**RECORDED DATA:**
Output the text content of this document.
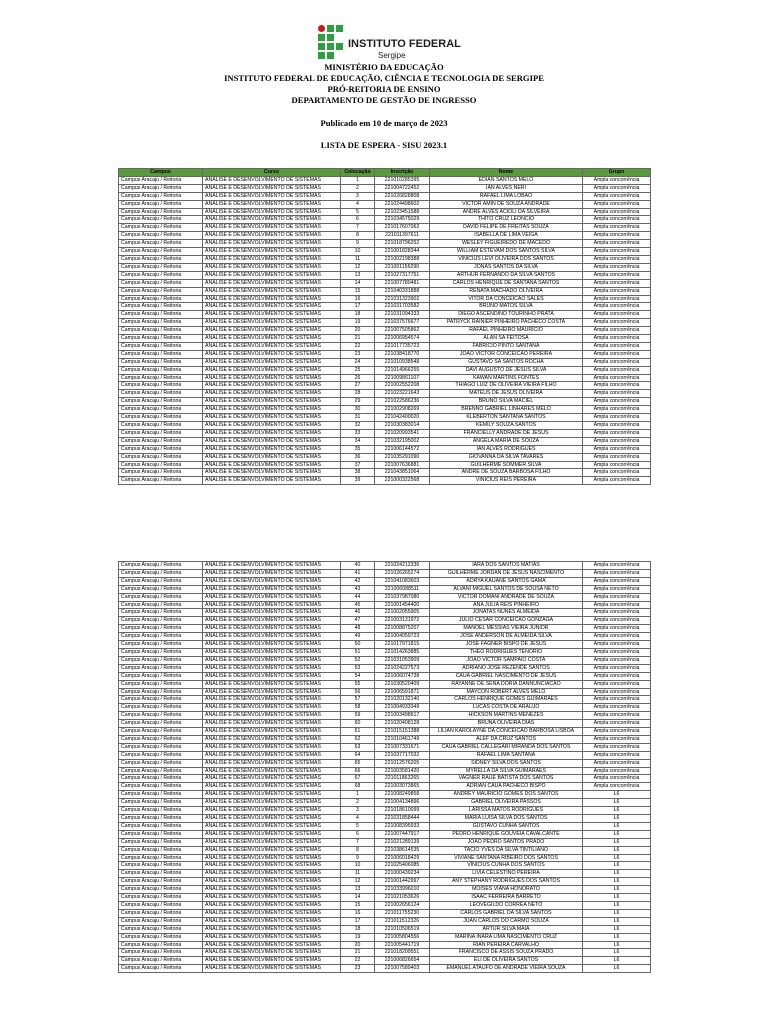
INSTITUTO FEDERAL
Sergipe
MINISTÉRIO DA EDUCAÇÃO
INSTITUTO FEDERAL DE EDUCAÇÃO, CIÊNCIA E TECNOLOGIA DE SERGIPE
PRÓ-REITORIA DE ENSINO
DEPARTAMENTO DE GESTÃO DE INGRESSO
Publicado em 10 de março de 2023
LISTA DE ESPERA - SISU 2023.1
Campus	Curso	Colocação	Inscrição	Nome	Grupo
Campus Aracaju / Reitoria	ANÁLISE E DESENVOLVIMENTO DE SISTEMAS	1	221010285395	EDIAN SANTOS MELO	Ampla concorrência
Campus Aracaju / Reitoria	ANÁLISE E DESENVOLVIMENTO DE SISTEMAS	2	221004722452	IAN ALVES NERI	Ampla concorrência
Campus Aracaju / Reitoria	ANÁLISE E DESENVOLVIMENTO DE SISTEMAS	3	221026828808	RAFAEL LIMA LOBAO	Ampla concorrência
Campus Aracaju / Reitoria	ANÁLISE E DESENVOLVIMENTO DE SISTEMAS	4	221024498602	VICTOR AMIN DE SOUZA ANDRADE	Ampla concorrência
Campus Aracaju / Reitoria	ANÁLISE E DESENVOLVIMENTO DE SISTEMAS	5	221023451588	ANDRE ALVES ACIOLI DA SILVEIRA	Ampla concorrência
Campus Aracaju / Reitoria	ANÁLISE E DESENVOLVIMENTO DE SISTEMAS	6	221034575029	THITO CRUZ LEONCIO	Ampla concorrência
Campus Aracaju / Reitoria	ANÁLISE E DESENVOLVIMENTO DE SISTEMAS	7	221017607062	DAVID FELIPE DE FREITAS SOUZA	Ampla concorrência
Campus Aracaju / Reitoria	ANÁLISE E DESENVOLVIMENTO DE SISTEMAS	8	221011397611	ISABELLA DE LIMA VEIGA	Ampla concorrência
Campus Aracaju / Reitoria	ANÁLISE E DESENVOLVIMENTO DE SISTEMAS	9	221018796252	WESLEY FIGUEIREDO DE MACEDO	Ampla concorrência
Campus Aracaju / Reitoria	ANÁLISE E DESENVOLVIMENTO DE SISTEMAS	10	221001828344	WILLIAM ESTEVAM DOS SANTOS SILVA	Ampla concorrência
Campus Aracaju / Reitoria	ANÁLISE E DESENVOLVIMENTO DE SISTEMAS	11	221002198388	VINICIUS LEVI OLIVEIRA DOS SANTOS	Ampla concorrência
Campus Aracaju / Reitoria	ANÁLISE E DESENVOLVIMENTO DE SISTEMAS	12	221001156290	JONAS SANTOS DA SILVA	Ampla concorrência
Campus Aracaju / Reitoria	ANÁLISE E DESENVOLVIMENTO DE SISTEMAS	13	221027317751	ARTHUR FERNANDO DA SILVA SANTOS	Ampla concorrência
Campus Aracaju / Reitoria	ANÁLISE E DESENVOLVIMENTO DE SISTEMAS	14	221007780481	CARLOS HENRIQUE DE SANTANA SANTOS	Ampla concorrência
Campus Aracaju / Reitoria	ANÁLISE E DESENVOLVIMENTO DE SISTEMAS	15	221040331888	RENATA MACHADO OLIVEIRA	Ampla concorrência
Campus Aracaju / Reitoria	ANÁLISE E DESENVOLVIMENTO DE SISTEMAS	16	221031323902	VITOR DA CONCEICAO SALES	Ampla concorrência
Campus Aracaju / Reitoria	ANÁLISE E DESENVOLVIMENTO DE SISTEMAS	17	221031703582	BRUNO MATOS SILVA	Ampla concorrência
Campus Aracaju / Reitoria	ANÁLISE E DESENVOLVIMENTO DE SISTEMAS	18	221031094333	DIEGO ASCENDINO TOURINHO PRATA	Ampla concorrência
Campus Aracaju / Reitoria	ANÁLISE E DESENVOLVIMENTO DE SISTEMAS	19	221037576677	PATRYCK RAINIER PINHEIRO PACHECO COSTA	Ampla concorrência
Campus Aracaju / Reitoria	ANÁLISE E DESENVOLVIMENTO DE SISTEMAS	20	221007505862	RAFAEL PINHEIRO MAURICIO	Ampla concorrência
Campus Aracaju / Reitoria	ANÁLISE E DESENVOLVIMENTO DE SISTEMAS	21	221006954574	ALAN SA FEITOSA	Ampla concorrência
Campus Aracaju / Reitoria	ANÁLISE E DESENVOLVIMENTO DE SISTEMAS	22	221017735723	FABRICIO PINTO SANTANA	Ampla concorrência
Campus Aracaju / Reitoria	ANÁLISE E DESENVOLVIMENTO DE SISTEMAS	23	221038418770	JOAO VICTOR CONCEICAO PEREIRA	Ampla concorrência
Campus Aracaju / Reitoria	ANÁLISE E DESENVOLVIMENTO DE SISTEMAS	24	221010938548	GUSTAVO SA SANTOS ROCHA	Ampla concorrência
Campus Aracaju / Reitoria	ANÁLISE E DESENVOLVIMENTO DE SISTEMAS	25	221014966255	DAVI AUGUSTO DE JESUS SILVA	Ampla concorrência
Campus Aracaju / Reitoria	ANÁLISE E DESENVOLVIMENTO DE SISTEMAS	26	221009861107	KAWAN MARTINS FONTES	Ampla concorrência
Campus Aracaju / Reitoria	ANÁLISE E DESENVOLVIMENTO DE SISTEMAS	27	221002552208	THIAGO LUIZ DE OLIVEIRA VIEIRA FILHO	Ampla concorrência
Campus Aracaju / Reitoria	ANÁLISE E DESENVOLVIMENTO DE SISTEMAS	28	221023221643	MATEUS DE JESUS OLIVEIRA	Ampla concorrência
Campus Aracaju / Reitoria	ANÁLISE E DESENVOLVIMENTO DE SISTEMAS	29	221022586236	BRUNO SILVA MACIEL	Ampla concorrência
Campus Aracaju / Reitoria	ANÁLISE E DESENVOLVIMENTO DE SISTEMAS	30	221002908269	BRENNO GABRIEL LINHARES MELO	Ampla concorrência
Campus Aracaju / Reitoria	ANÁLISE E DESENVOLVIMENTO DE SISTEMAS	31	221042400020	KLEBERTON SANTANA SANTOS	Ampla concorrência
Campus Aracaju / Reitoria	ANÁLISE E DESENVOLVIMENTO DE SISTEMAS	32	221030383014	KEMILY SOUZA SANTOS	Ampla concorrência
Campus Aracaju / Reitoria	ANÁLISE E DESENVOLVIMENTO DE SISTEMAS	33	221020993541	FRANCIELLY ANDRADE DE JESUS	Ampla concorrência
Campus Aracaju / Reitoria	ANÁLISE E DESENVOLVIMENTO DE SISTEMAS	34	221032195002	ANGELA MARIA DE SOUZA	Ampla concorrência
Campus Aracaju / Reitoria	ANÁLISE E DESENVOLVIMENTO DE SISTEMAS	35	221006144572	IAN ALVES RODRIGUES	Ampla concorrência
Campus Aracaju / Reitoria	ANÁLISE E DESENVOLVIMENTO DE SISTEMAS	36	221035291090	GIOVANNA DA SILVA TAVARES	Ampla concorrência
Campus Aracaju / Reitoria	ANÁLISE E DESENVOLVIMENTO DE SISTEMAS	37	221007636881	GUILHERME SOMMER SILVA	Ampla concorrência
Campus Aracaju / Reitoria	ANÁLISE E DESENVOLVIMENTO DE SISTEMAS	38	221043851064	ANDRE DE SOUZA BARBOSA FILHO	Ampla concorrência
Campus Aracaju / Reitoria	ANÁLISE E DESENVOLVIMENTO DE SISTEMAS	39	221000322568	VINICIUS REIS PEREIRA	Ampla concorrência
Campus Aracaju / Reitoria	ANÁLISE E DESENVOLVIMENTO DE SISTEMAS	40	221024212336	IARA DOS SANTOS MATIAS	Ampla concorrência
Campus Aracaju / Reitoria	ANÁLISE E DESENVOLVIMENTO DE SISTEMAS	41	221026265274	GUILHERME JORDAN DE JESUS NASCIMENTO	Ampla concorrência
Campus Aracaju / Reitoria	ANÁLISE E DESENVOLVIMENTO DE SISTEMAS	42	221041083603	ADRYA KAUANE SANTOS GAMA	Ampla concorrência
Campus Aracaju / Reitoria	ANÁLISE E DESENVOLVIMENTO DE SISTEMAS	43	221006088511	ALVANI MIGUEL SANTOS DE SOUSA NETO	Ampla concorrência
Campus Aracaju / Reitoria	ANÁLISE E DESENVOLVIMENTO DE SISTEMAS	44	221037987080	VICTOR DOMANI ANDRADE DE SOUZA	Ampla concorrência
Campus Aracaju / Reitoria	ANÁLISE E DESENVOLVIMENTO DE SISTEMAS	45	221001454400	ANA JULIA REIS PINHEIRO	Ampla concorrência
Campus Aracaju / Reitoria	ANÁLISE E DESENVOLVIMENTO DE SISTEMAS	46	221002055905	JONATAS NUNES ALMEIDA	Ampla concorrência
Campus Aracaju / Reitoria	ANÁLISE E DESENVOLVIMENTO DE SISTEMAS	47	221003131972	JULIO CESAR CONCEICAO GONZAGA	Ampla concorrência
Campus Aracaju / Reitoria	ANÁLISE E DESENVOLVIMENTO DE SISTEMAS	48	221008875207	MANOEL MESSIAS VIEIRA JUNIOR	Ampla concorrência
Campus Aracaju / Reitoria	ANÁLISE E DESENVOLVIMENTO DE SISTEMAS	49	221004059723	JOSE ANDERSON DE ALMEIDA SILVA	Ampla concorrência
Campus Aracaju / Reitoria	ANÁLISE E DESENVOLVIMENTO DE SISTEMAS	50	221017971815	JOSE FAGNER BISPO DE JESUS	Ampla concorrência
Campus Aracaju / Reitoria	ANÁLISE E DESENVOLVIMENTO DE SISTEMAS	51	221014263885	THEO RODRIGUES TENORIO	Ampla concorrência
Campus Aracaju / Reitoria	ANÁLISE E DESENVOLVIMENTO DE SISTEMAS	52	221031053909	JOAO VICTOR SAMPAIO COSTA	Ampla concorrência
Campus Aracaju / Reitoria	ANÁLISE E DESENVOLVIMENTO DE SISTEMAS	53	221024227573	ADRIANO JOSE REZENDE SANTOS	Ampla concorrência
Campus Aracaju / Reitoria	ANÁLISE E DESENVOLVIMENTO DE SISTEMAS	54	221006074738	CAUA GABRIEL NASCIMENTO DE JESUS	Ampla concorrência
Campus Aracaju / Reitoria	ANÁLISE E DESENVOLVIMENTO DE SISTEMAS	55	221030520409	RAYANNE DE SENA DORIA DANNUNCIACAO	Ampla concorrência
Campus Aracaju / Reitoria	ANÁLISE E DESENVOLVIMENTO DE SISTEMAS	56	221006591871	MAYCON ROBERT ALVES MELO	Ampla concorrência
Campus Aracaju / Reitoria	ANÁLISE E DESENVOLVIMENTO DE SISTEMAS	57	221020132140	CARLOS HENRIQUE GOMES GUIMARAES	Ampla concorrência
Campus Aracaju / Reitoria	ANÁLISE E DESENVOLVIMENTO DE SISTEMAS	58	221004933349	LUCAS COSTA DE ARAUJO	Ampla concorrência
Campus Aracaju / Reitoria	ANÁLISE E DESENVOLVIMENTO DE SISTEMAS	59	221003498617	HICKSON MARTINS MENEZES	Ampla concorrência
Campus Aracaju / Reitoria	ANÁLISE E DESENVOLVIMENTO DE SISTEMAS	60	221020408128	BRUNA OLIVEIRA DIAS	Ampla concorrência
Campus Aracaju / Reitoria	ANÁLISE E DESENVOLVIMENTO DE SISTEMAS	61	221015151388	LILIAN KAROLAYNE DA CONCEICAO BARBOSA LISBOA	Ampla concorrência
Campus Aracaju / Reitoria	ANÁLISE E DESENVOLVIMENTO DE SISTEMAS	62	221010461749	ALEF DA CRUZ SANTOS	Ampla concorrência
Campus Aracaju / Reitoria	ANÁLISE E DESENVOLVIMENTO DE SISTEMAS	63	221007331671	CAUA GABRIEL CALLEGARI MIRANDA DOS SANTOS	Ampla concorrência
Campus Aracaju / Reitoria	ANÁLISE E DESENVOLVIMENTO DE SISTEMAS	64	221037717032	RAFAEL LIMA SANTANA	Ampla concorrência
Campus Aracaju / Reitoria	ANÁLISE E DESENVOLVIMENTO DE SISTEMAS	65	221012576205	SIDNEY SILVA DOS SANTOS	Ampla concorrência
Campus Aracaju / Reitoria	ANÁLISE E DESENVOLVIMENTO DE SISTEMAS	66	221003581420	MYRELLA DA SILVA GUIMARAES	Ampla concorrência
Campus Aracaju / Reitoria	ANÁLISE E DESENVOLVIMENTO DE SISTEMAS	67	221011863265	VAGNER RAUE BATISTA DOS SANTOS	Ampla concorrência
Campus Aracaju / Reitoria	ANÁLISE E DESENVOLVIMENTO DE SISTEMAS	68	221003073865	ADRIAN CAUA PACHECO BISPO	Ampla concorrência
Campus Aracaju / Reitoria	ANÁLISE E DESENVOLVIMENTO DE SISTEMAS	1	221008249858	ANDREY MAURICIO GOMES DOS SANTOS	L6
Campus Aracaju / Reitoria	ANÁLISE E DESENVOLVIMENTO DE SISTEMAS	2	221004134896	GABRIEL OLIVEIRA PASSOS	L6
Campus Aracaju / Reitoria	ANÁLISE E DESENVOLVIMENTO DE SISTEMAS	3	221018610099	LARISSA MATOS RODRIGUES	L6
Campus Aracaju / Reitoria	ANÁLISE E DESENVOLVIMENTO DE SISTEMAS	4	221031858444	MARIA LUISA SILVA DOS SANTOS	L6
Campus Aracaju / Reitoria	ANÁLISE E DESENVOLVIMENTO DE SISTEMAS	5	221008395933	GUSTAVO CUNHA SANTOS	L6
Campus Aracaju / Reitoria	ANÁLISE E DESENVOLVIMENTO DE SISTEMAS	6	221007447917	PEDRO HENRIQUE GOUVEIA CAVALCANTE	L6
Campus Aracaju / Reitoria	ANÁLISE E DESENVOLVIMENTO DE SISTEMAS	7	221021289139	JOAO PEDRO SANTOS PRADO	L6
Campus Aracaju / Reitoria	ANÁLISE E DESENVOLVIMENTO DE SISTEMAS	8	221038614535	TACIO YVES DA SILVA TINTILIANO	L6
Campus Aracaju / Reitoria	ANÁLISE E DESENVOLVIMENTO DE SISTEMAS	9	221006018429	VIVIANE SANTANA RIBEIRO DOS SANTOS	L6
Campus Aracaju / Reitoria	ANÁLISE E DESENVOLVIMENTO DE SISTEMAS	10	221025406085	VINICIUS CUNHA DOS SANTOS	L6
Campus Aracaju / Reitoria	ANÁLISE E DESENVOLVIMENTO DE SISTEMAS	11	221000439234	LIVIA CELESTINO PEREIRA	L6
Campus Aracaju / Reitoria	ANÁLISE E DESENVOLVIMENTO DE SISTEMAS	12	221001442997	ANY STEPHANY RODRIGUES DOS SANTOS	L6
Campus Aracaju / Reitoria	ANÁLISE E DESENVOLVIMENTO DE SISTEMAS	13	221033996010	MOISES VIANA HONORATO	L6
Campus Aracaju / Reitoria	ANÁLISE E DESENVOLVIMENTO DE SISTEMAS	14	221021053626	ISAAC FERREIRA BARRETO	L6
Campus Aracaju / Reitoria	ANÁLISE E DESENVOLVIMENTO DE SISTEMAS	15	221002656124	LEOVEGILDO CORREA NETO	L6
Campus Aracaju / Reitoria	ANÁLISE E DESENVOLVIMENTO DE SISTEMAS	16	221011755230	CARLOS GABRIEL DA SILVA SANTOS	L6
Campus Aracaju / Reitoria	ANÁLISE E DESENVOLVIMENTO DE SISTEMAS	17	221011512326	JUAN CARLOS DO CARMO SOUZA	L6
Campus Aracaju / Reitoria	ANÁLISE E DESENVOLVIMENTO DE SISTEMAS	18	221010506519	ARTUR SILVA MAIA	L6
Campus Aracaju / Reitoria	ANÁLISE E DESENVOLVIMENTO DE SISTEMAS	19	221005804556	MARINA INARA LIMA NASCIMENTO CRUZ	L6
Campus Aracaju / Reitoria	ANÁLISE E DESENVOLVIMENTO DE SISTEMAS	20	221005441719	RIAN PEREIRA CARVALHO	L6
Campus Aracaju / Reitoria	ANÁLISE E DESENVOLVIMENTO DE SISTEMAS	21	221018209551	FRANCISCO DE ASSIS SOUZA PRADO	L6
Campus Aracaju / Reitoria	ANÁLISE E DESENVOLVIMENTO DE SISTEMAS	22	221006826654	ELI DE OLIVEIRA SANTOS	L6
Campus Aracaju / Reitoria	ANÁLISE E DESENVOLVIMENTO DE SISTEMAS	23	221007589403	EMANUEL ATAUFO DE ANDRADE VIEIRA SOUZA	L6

**GOAL OF THE EXERCISE:** Copy every single line of the material above that holds "GABRIEL".

**WRITTEN SOLUTION:**
Campus Aracaju / Reitoria	ANÁLISE E DESENVOLVIMENTO DE SISTEMAS	30	221002908269	BRENNO GABRIEL LINHARES MELO	Ampla concorrência
Campus Aracaju / Reitoria	ANÁLISE E DESENVOLVIMENTO DE SISTEMAS	54	221006074738	CAUA GABRIEL NASCIMENTO DE JESUS	Ampla concorrência
Campus Aracaju / Reitoria	ANÁLISE E DESENVOLVIMENTO DE SISTEMAS	63	221007331671	CAUA GABRIEL CALLEGARI MIRANDA DOS SANTOS	Ampla concorrência
Campus Aracaju / Reitoria	ANÁLISE E DESENVOLVIMENTO DE SISTEMAS	2	221004134896	GABRIEL OLIVEIRA PASSOS	L6
Campus Aracaju / Reitoria	ANÁLISE E DESENVOLVIMENTO DE SISTEMAS	16	221011755230	CARLOS GABRIEL DA SILVA SANTOS	L6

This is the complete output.